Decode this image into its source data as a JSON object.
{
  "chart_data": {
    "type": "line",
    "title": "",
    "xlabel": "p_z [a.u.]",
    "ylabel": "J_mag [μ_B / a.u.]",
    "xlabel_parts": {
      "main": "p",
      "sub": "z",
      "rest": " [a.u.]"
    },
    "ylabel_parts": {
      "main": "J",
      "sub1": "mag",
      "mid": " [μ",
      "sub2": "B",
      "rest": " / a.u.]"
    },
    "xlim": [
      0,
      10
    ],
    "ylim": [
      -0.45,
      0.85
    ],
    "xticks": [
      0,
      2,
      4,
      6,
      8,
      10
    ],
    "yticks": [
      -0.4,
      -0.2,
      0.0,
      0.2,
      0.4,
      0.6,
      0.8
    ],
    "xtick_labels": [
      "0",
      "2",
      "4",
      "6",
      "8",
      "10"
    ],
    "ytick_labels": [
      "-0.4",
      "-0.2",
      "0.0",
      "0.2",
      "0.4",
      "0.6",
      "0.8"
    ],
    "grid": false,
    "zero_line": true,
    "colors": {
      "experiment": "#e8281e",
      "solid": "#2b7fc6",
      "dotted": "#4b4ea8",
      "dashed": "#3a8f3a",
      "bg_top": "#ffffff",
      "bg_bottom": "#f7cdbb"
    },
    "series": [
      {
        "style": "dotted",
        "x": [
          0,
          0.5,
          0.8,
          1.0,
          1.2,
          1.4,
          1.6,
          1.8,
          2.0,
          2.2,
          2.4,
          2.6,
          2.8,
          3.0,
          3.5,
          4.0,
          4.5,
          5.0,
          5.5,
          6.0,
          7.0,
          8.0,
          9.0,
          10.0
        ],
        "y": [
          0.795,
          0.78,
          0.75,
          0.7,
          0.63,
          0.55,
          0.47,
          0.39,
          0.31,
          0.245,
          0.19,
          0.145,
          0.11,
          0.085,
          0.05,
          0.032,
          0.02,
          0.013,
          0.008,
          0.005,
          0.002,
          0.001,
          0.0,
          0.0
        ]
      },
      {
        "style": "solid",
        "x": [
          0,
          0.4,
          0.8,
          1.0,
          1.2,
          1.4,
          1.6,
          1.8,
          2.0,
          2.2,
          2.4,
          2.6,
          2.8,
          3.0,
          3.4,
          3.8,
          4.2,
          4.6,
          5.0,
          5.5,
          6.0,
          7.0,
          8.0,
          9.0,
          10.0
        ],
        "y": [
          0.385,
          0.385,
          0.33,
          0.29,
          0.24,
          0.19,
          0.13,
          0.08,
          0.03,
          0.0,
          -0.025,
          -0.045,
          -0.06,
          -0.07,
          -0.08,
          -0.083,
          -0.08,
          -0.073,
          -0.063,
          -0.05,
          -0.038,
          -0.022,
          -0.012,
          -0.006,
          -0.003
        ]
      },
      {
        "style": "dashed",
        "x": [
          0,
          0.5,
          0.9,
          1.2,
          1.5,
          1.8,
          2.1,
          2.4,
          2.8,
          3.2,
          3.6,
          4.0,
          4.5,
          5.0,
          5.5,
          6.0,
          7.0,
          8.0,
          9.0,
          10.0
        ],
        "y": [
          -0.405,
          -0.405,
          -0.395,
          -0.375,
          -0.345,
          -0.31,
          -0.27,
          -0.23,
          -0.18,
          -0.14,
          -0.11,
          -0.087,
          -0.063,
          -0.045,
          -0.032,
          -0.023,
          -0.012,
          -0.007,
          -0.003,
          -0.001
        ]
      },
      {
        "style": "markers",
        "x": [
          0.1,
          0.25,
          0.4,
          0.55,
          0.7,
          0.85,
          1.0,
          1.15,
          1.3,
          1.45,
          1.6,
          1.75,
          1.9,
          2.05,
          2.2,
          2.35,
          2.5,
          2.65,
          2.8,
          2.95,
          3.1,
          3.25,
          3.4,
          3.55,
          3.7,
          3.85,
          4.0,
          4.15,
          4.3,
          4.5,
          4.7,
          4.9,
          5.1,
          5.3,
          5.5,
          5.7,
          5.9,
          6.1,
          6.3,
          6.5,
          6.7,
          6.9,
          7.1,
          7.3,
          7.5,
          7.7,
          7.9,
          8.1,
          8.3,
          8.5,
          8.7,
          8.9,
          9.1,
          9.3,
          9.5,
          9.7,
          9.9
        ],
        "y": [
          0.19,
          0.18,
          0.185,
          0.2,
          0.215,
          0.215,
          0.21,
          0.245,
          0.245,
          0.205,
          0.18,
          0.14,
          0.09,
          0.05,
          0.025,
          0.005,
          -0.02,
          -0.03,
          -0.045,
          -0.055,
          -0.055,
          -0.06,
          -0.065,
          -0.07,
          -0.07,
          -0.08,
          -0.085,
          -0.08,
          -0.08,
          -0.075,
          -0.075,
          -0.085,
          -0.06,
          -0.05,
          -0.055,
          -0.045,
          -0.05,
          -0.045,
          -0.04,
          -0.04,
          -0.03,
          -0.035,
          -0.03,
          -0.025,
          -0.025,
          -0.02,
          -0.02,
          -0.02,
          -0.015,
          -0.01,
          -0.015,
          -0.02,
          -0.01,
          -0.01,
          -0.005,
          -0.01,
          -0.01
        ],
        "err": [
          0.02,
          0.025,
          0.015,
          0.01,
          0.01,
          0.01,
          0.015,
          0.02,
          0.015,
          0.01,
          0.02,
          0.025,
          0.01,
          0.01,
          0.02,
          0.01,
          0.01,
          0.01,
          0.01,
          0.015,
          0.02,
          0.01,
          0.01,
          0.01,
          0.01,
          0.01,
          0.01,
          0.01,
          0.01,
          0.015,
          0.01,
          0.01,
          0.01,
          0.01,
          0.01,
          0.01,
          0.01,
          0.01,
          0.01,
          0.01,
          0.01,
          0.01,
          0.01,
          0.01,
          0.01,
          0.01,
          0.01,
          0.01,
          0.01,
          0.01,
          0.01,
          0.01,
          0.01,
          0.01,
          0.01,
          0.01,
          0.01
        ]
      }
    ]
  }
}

━━━━━━━━━━━━━━━━━━━━━━━━━━━━━━

● **OBJECTIVE**: Copy each line of the data above without altering a single character.

● **SOLUTION**:
Decode this image into its source data as a JSON object.
{
  "chart_data": {
    "type": "line",
    "title": "",
    "xlabel": "p_z [a.u.]",
    "ylabel": "J_mag [μ_B / a.u.]",
    "xlabel_parts": {
      "main": "p",
      "sub": "z",
      "rest": " [a.u.]"
    },
    "ylabel_parts": {
      "main": "J",
      "sub1": "mag",
      "mid": " [μ",
      "sub2": "B",
      "rest": " / a.u.]"
    },
    "xlim": [
      0,
      10
    ],
    "ylim": [
      -0.45,
      0.85
    ],
    "xticks": [
      0,
      2,
      4,
      6,
      8,
      10
    ],
    "yticks": [
      -0.4,
      -0.2,
      0.0,
      0.2,
      0.4,
      0.6,
      0.8
    ],
    "xtick_labels": [
      "0",
      "2",
      "4",
      "6",
      "8",
      "10"
    ],
    "ytick_labels": [
      "-0.4",
      "-0.2",
      "0.0",
      "0.2",
      "0.4",
      "0.6",
      "0.8"
    ],
    "grid": false,
    "zero_line": true,
    "colors": {
      "experiment": "#e8281e",
      "solid": "#2b7fc6",
      "dotted": "#4b4ea8",
      "dashed": "#3a8f3a",
      "bg_top": "#ffffff",
      "bg_bottom": "#f7cdbb"
    },
    "series": [
      {
        "style": "dotted",
        "x": [
          0,
          0.5,
          0.8,
          1.0,
          1.2,
          1.4,
          1.6,
          1.8,
          2.0,
          2.2,
          2.4,
          2.6,
          2.8,
          3.0,
          3.5,
          4.0,
          4.5,
          5.0,
          5.5,
          6.0,
          7.0,
          8.0,
          9.0,
          10.0
        ],
        "y": [
          0.795,
          0.78,
          0.75,
          0.7,
          0.63,
          0.55,
          0.47,
          0.39,
          0.31,
          0.245,
          0.19,
          0.145,
          0.11,
          0.085,
          0.05,
          0.032,
          0.02,
          0.013,
          0.008,
          0.005,
          0.002,
          0.001,
          0.0,
          0.0
        ]
      },
      {
        "style": "solid",
        "x": [
          0,
          0.4,
          0.8,
          1.0,
          1.2,
          1.4,
          1.6,
          1.8,
          2.0,
          2.2,
          2.4,
          2.6,
          2.8,
          3.0,
          3.4,
          3.8,
          4.2,
          4.6,
          5.0,
          5.5,
          6.0,
          7.0,
          8.0,
          9.0,
          10.0
        ],
        "y": [
          0.385,
          0.385,
          0.33,
          0.29,
          0.24,
          0.19,
          0.13,
          0.08,
          0.03,
          0.0,
          -0.025,
          -0.045,
          -0.06,
          -0.07,
          -0.08,
          -0.083,
          -0.08,
          -0.073,
          -0.063,
          -0.05,
          -0.038,
          -0.022,
          -0.012,
          -0.006,
          -0.003
        ]
      },
      {
        "style": "dashed",
        "x": [
          0,
          0.5,
          0.9,
          1.2,
          1.5,
          1.8,
          2.1,
          2.4,
          2.8,
          3.2,
          3.6,
          4.0,
          4.5,
          5.0,
          5.5,
          6.0,
          7.0,
          8.0,
          9.0,
          10.0
        ],
        "y": [
          -0.405,
          -0.405,
          -0.395,
          -0.375,
          -0.345,
          -0.31,
          -0.27,
          -0.23,
          -0.18,
          -0.14,
          -0.11,
          -0.087,
          -0.063,
          -0.045,
          -0.032,
          -0.023,
          -0.012,
          -0.007,
          -0.003,
          -0.001
        ]
      },
      {
        "style": "markers",
        "x": [
          0.1,
          0.25,
          0.4,
          0.55,
          0.7,
          0.85,
          1.0,
          1.15,
          1.3,
          1.45,
          1.6,
          1.75,
          1.9,
          2.05,
          2.2,
          2.35,
          2.5,
          2.65,
          2.8,
          2.95,
          3.1,
          3.25,
          3.4,
          3.55,
          3.7,
          3.85,
          4.0,
          4.15,
          4.3,
          4.5,
          4.7,
          4.9,
          5.1,
          5.3,
          5.5,
          5.7,
          5.9,
          6.1,
          6.3,
          6.5,
          6.7,
          6.9,
          7.1,
          7.3,
          7.5,
          7.7,
          7.9,
          8.1,
          8.3,
          8.5,
          8.7,
          8.9,
          9.1,
          9.3,
          9.5,
          9.7,
          9.9
        ],
        "y": [
          0.19,
          0.18,
          0.185,
          0.2,
          0.215,
          0.215,
          0.21,
          0.245,
          0.245,
          0.205,
          0.18,
          0.14,
          0.09,
          0.05,
          0.025,
          0.005,
          -0.02,
          -0.03,
          -0.045,
          -0.055,
          -0.055,
          -0.06,
          -0.065,
          -0.07,
          -0.07,
          -0.08,
          -0.085,
          -0.08,
          -0.08,
          -0.075,
          -0.075,
          -0.085,
          -0.06,
          -0.05,
          -0.055,
          -0.045,
          -0.05,
          -0.045,
          -0.04,
          -0.04,
          -0.03,
          -0.035,
          -0.03,
          -0.025,
          -0.025,
          -0.02,
          -0.02,
          -0.02,
          -0.015,
          -0.01,
          -0.015,
          -0.02,
          -0.01,
          -0.01,
          -0.005,
          -0.01,
          -0.01
        ],
        "err": [
          0.02,
          0.025,
          0.015,
          0.01,
          0.01,
          0.01,
          0.015,
          0.02,
          0.015,
          0.01,
          0.02,
          0.025,
          0.01,
          0.01,
          0.02,
          0.01,
          0.01,
          0.01,
          0.01,
          0.015,
          0.02,
          0.01,
          0.01,
          0.01,
          0.01,
          0.01,
          0.01,
          0.01,
          0.01,
          0.015,
          0.01,
          0.01,
          0.01,
          0.01,
          0.01,
          0.01,
          0.01,
          0.01,
          0.01,
          0.01,
          0.01,
          0.01,
          0.01,
          0.01,
          0.01,
          0.01,
          0.01,
          0.01,
          0.01,
          0.01,
          0.01,
          0.01,
          0.01,
          0.01,
          0.01,
          0.01,
          0.01
        ]
      }
    ]
  }
}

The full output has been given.